> _Travail demandé_: Résumez en deux phrases le texte sur l'indépendance des banques centrales.

> _Texte à lire_:
La sécurité de l'emploi des décideurs politiques est un autre aspect essentiel de l'indépendance des banques centrales. Dans les pays dont le cadre juridique confère un degré élevé d'indépendance, les membres du comité ayant le pouvoir de définir la politique monétaire (en particulier le gouverneur ou son président) ne peuvent, du moins en théorie, être révoqués que pour un motif valable, tel que la corruption ou l'incapacité à accomplir les tâches de la fonction. (Par exemple, le gouverneur de la Banque de Finlande a été démis de ses fonctions en 1983 en raison de son alcoolisme chronique.) Interdire la révocation discrétionnaire sans motif des gouverneurs de banque permet aux banques centrales de poursuivre leur(s) objectif(s) mandaté(s) sans risque d'ingérence ou de représailles.

Il est difficile de trouver un seul exemple où la sécurité de l'emploi statutaire ait été limitée par la législation. Cependant, des présidents ont, à l'occasion, exercé leur pouvoir exécutif pour révoquer un gouverneur de banque centrale ou le contraindre à démissionner. La Turquie en est un exemple classique. Exerçant le pouvoir que lui conférait la nouvelle Constitution turque, le président Tayyip Erdoğan a publié un décret en 2018 supprimant la clause de la loi sur la banque centrale qui établissait un mandat de cinq ans pour le gouverneur. Cet amendement a permis à Erdoğan de révoquer le gouverneur Murat Çetinkaya en 2019 pour avoir refusé de satisfaire ses demandes de baisse des taux d'intérêt. Erdoğan a ensuite limogé deux autres gouverneurs pour des désaccords sur la politique monétaire : Murat Uysal en 2020 et Naci Agbal en 2021 . L'inflation, qui s'élevait en moyenne à 14 % en 2017 et 2018 (les deux années précédant le départ de Çetinkaya), a fortement augmenté, pour atteindre 63 % en 2022 et 2023.

L'expérience de l'Argentine en 2010 est un autre exemple de pression présidentielle exercée pour influencer la politique de la banque centrale. Selon la loi sur la banque centrale de ce pays, la révocation du gouverneur n'est autorisée qu'en cas de mauvaise conduite ou de manquement aux devoirs d'un fonctionnaire et elle requiert le consentement d'une commission chargée de prendre une telle décision. La présidente Cristina Fernández de Kirchner a néanmoins limogé unilatéralement le gouverneur, Martín Redrado, le 7 janvier pour avoir refusé de détourner les réserves de la banque centrale pour assurer le service de la dette extérieure du pays. Redrado a contesté la révocation devant les tribunaux, mais il a finalement démissionné le 29 janvier. L'inflation, qui avait déjà dépassé 20 %, a continué d'augmenter et a dépassé les 50 % à la fin de la décennie.

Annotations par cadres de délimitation
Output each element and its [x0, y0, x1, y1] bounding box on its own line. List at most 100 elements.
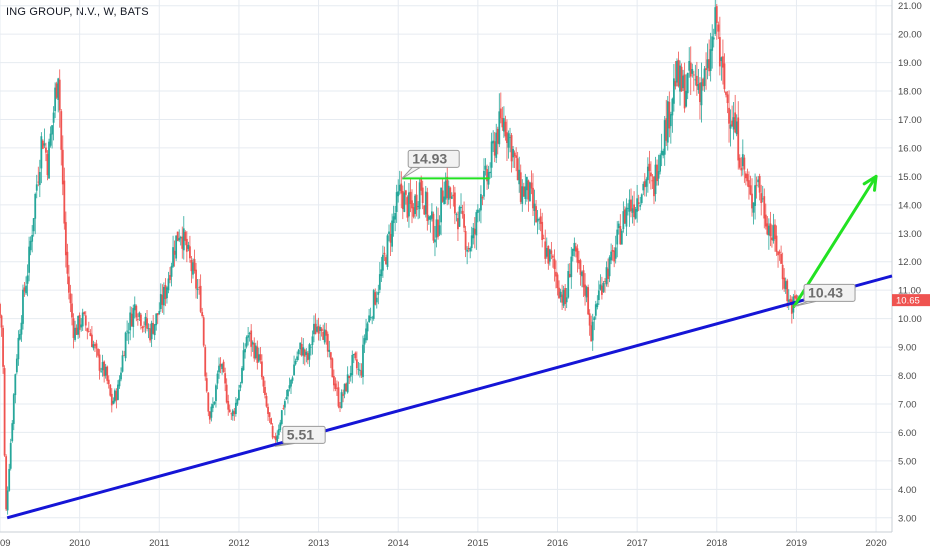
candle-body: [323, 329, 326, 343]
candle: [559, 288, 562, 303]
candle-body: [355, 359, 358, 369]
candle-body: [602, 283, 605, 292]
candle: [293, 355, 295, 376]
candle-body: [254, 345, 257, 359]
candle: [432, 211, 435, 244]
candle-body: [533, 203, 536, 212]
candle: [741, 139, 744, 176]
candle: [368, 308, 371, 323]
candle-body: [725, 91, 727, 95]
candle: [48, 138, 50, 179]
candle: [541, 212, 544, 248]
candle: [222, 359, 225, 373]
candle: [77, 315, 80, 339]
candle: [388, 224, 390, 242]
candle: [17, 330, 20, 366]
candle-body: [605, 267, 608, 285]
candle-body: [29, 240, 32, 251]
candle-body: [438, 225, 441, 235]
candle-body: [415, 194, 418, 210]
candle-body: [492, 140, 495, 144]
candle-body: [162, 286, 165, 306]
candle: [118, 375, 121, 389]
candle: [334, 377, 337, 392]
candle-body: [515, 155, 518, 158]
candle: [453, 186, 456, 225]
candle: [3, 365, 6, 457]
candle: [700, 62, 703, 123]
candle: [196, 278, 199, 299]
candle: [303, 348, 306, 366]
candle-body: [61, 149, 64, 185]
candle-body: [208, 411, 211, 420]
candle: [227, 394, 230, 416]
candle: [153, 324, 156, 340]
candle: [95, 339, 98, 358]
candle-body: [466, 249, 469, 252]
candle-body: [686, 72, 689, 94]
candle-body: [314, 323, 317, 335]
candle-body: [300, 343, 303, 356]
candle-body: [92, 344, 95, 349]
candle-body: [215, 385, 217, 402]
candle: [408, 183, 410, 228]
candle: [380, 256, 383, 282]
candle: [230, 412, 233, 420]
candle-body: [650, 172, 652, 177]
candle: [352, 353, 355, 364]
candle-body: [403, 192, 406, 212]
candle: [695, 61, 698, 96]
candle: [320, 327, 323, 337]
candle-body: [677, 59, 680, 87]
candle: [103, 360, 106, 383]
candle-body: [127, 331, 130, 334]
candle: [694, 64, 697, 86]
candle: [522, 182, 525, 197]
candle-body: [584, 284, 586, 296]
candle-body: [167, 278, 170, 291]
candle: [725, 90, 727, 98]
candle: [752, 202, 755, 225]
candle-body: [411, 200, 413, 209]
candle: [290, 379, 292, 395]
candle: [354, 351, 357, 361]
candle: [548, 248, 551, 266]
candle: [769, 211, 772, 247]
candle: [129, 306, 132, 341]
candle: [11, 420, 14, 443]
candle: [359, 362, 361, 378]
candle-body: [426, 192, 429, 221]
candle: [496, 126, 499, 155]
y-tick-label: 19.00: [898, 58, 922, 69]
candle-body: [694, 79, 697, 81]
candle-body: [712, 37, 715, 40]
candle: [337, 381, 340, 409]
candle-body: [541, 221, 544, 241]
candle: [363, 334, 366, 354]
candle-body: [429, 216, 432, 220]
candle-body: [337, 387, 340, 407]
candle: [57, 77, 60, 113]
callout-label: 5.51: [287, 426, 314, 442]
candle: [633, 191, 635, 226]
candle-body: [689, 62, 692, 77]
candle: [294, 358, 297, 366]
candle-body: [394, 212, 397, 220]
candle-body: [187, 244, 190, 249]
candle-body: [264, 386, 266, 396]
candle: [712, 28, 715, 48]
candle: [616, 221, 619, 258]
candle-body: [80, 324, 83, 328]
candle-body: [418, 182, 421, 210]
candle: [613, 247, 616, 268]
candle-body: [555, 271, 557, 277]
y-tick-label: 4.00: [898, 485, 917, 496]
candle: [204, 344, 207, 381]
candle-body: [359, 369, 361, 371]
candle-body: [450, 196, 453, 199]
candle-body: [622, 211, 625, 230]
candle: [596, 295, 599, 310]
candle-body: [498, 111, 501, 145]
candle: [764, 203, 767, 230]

> _Corrigé détaillé_: La sécurité de l'emploi des décideurs est un aspect essentiel de l'indépendance des banques centrales, car interdire la révocation sans motif des gouverneurs permet à ces banques de poursuivre leurs objectifs sans risque d'ingérence ou de représailles. Des présidents ont pourtant révoqué des gouverneurs ou les ont contraints à démissionner, comme Erdoğan en Turquie à partir de 2019 et Cristina Fernández de Kirchner en Argentine en 2010, et l'inflation a ensuite fortement augmenté dans ces deux pays.